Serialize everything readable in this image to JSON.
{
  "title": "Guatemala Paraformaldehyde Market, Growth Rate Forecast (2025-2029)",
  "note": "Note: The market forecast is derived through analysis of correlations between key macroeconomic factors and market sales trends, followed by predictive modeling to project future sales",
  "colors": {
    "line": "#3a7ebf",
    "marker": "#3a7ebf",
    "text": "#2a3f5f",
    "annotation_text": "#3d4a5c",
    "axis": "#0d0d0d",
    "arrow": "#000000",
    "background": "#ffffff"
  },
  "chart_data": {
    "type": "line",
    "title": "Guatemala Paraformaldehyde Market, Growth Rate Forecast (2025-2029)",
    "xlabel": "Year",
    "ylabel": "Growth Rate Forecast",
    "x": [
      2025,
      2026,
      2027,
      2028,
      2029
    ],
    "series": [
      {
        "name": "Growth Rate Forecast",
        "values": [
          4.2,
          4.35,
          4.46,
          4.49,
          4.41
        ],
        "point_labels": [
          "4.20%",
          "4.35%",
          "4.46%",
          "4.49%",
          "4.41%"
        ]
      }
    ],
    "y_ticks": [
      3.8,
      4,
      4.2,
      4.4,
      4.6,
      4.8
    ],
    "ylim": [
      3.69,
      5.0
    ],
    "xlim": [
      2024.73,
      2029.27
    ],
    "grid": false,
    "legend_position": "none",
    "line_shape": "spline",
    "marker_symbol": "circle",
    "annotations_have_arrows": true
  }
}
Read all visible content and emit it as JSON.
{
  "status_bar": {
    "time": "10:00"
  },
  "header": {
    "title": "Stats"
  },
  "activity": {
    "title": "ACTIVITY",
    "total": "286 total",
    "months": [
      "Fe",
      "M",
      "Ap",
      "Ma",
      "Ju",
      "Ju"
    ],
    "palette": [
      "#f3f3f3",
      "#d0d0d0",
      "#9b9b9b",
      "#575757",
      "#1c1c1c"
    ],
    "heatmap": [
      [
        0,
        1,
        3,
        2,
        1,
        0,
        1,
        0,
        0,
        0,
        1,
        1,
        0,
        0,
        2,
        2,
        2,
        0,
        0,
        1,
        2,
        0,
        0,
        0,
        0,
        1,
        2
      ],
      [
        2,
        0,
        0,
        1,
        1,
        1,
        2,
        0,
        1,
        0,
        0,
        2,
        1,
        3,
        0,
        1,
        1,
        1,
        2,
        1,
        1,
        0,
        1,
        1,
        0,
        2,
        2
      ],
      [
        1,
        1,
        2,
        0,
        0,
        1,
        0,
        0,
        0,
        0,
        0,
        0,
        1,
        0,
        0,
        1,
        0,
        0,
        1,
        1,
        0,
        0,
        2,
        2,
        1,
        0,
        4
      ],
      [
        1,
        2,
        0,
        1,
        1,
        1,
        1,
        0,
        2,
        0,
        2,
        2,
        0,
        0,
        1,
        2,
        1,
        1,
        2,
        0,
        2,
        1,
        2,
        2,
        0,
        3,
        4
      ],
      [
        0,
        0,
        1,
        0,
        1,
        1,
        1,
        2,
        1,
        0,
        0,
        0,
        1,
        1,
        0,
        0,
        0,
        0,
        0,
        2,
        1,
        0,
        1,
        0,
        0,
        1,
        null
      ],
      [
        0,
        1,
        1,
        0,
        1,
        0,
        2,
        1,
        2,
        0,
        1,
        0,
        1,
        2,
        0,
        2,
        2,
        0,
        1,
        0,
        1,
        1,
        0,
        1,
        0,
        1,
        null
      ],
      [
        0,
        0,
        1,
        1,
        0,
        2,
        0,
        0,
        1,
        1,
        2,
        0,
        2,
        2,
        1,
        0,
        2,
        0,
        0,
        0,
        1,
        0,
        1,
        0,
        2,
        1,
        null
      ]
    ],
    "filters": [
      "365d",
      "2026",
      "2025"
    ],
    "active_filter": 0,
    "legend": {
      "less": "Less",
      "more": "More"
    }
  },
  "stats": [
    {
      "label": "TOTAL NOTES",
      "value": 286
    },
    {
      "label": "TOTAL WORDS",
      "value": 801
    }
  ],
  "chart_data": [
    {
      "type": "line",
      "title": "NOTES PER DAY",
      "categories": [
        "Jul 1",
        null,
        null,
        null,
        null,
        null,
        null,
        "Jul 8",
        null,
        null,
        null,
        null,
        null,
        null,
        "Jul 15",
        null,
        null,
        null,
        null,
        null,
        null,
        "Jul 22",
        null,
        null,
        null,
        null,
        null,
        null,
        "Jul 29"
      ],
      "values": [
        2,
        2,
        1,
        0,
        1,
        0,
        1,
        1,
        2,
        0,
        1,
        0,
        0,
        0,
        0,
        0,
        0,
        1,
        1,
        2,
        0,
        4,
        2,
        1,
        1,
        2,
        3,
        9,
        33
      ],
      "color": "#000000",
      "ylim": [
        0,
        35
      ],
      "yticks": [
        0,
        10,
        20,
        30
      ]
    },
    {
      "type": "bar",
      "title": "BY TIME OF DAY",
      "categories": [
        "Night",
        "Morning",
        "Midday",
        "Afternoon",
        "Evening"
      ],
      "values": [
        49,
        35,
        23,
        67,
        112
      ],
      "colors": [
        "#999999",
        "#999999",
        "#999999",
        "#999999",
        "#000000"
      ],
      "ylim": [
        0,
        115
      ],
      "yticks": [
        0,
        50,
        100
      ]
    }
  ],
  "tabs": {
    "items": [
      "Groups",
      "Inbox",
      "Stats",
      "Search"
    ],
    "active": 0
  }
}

• **Given task**: Write each line above out exactly.

• **Reply**:
Serialize everything readable in this image to JSON.
{
  "title": "Guatemala Paraformaldehyde Market, Growth Rate Forecast (2025-2029)",
  "note": "Note: The market forecast is derived through analysis of correlations between key macroeconomic factors and market sales trends, followed by predictive modeling to project future sales",
  "colors": {
    "line": "#3a7ebf",
    "marker": "#3a7ebf",
    "text": "#2a3f5f",
    "annotation_text": "#3d4a5c",
    "axis": "#0d0d0d",
    "arrow": "#000000",
    "background": "#ffffff"
  },
  "chart_data": {
    "type": "line",
    "title": "Guatemala Paraformaldehyde Market, Growth Rate Forecast (2025-2029)",
    "xlabel": "Year",
    "ylabel": "Growth Rate Forecast",
    "x": [
      2025,
      2026,
      2027,
      2028,
      2029
    ],
    "series": [
      {
        "name": "Growth Rate Forecast",
        "values": [
          4.2,
          4.35,
          4.46,
          4.49,
          4.41
        ],
        "point_labels": [
          "4.20%",
          "4.35%",
          "4.46%",
          "4.49%",
          "4.41%"
        ]
      }
    ],
    "y_ticks": [
      3.8,
      4,
      4.2,
      4.4,
      4.6,
      4.8
    ],
    "ylim": [
      3.69,
      5.0
    ],
    "xlim": [
      2024.73,
      2029.27
    ],
    "grid": false,
    "legend_position": "none",
    "line_shape": "spline",
    "marker_symbol": "circle",
    "annotations_have_arrows": true
  }
}
Read all visible content and emit it as JSON.
{
  "status_bar": {
    "time": "10:00"
  },
  "header": {
    "title": "Stats"
  },
  "activity": {
    "title": "ACTIVITY",
    "total": "286 total",
    "months": [
      "Fe",
      "M",
      "Ap",
      "Ma",
      "Ju",
      "Ju"
    ],
    "palette": [
      "#f3f3f3",
      "#d0d0d0",
      "#9b9b9b",
      "#575757",
      "#1c1c1c"
    ],
    "heatmap": [
      [
        0,
        1,
        3,
        2,
        1,
        0,
        1,
        0,
        0,
        0,
        1,
        1,
        0,
        0,
        2,
        2,
        2,
        0,
        0,
        1,
        2,
        0,
        0,
        0,
        0,
        1,
        2
      ],
      [
        2,
        0,
        0,
        1,
        1,
        1,
        2,
        0,
        1,
        0,
        0,
        2,
        1,
        3,
        0,
        1,
        1,
        1,
        2,
        1,
        1,
        0,
        1,
        1,
        0,
        2,
        2
      ],
      [
        1,
        1,
        2,
        0,
        0,
        1,
        0,
        0,
        0,
        0,
        0,
        0,
        1,
        0,
        0,
        1,
        0,
        0,
        1,
        1,
        0,
        0,
        2,
        2,
        1,
        0,
        4
      ],
      [
        1,
        2,
        0,
        1,
        1,
        1,
        1,
        0,
        2,
        0,
        2,
        2,
        0,
        0,
        1,
        2,
        1,
        1,
        2,
        0,
        2,
        1,
        2,
        2,
        0,
        3,
        4
      ],
      [
        0,
        0,
        1,
        0,
        1,
        1,
        1,
        2,
        1,
        0,
        0,
        0,
        1,
        1,
        0,
        0,
        0,
        0,
        0,
        2,
        1,
        0,
        1,
        0,
        0,
        1,
        null
      ],
      [
        0,
        1,
        1,
        0,
        1,
        0,
        2,
        1,
        2,
        0,
        1,
        0,
        1,
        2,
        0,
        2,
        2,
        0,
        1,
        0,
        1,
        1,
        0,
        1,
        0,
        1,
        null
      ],
      [
        0,
        0,
        1,
        1,
        0,
        2,
        0,
        0,
        1,
        1,
        2,
        0,
        2,
        2,
        1,
        0,
        2,
        0,
        0,
        0,
        1,
        0,
        1,
        0,
        2,
        1,
        null
      ]
    ],
    "filters": [
      "365d",
      "2026",
      "2025"
    ],
    "active_filter": 0,
    "legend": {
      "less": "Less",
      "more": "More"
    }
  },
  "stats": [
    {
      "label": "TOTAL NOTES",
      "value": 286
    },
    {
      "label": "TOTAL WORDS",
      "value": 801
    }
  ],
  "chart_data": [
    {
      "type": "line",
      "title": "NOTES PER DAY",
      "categories": [
        "Jul 1",
        null,
        null,
        null,
        null,
        null,
        null,
        "Jul 8",
        null,
        null,
        null,
        null,
        null,
        null,
        "Jul 15",
        null,
        null,
        null,
        null,
        null,
        null,
        "Jul 22",
        null,
        null,
        null,
        null,
        null,
        null,
        "Jul 29"
      ],
      "values": [
        2,
        2,
        1,
        0,
        1,
        0,
        1,
        1,
        2,
        0,
        1,
        0,
        0,
        0,
        0,
        0,
        0,
        1,
        1,
        2,
        0,
        4,
        2,
        1,
        1,
        2,
        3,
        9,
        33
      ],
      "color": "#000000",
      "ylim": [
        0,
        35
      ],
      "yticks": [
        0,
        10,
        20,
        30
      ]
    },
    {
      "type": "bar",
      "title": "BY TIME OF DAY",
      "categories": [
        "Night",
        "Morning",
        "Midday",
        "Afternoon",
        "Evening"
      ],
      "values": [
        49,
        35,
        23,
        67,
        112
      ],
      "colors": [
        "#999999",
        "#999999",
        "#999999",
        "#999999",
        "#000000"
      ],
      "ylim": [
        0,
        115
      ],
      "yticks": [
        0,
        50,
        100
      ]
    }
  ],
  "tabs": {
    "items": [
      "Groups",
      "Inbox",
      "Stats",
      "Search"
    ],
    "active": 0
  }
}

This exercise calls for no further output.